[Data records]
--*--

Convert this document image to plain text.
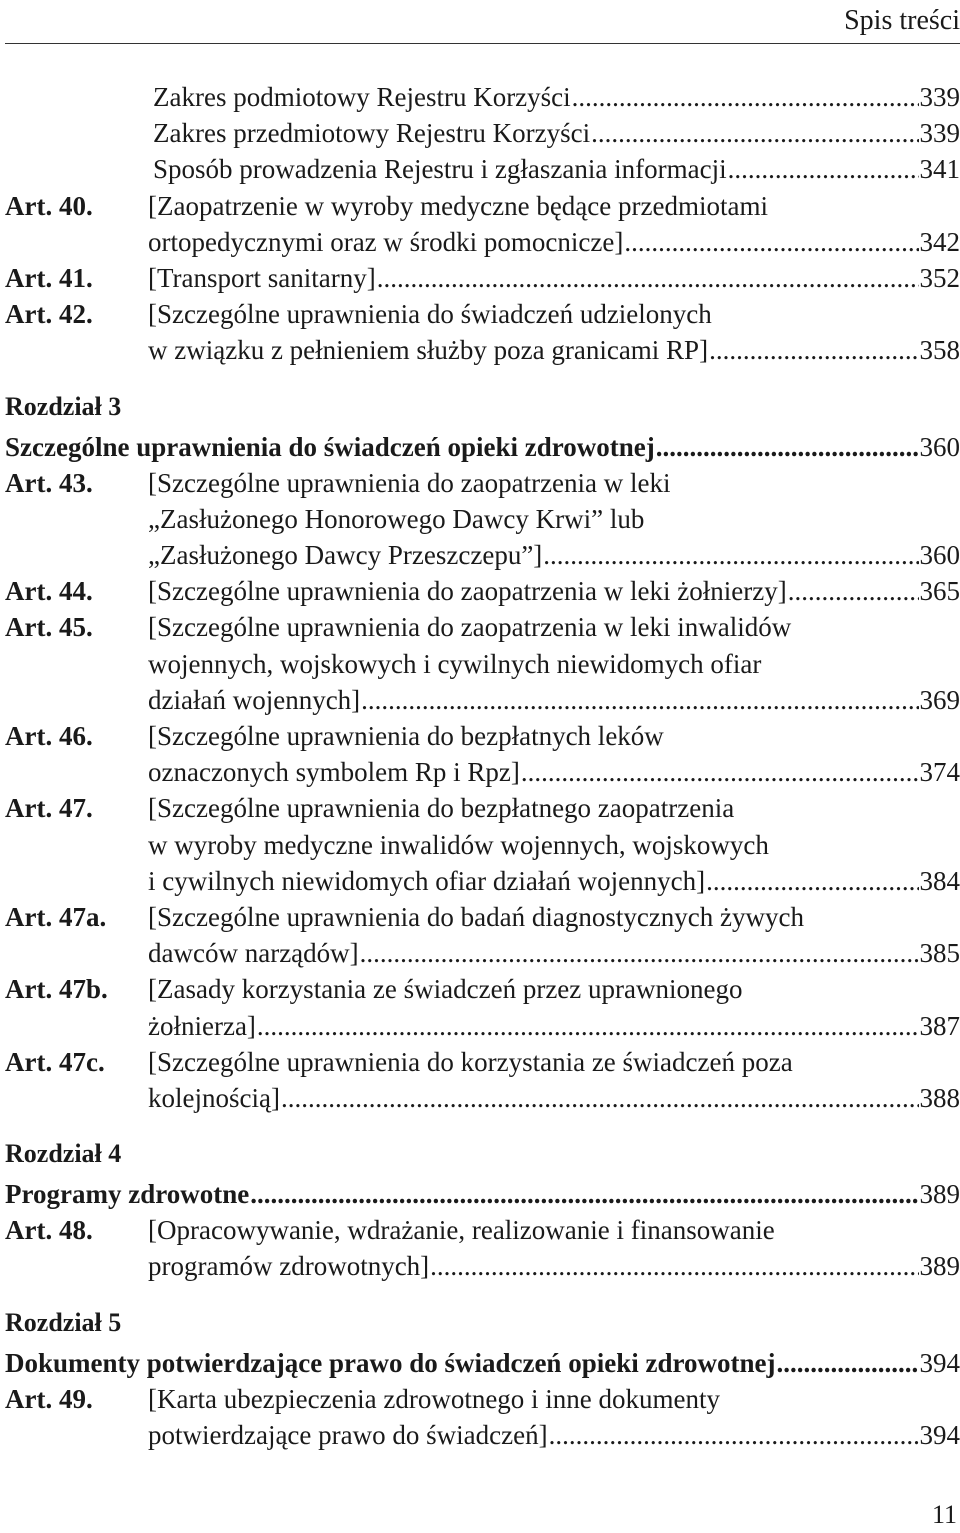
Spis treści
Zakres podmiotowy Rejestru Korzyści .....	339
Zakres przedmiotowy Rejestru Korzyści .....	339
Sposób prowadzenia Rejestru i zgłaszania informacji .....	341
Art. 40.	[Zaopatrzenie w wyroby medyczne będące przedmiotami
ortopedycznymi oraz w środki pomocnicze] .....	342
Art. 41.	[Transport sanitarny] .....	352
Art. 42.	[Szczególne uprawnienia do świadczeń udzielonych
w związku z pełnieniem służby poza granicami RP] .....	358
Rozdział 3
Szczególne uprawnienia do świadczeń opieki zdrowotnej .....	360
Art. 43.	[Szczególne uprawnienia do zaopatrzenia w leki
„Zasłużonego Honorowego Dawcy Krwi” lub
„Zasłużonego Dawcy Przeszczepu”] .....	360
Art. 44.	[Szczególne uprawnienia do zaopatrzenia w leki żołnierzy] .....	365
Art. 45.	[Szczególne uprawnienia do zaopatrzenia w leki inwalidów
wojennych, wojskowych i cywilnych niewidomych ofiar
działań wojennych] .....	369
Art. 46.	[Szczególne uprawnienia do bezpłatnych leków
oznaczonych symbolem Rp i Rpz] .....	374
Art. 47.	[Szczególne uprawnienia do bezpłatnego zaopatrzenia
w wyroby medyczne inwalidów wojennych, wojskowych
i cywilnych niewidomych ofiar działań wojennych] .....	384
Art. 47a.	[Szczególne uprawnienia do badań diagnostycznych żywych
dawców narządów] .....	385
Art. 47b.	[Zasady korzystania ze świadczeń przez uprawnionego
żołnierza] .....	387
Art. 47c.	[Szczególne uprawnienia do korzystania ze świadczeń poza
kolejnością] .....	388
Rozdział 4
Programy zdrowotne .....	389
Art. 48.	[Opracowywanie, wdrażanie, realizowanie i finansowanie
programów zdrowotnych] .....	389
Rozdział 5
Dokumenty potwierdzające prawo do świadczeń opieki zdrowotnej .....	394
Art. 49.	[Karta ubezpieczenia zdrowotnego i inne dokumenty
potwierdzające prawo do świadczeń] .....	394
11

--*--

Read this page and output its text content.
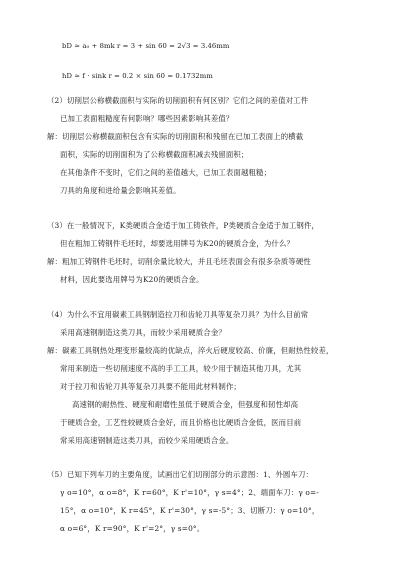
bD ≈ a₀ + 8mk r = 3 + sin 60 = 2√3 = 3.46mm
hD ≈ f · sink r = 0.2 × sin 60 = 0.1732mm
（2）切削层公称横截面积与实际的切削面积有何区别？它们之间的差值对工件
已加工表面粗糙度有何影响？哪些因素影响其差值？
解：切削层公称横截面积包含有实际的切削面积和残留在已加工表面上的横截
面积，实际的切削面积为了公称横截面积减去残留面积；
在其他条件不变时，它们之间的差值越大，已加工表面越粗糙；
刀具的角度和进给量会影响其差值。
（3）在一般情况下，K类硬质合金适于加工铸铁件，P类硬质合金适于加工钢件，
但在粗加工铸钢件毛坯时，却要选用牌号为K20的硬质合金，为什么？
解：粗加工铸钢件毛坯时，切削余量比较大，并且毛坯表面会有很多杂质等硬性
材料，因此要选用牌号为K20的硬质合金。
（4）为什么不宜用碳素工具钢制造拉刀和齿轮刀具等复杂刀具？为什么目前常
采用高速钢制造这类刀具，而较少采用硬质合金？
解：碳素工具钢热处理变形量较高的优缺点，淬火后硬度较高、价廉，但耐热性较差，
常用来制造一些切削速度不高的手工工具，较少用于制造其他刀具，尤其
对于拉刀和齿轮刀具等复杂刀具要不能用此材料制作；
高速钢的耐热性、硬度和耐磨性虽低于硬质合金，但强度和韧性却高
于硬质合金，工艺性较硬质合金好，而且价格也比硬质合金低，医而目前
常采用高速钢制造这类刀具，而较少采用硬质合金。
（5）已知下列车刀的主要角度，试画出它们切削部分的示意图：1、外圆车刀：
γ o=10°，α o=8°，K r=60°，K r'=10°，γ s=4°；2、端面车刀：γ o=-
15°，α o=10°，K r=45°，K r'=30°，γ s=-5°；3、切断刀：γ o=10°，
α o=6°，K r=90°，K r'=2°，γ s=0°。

--*--

■ Aim:
Of all the lines in the data above, state how many include "wyroby". Say only the number.

■ Solution:
2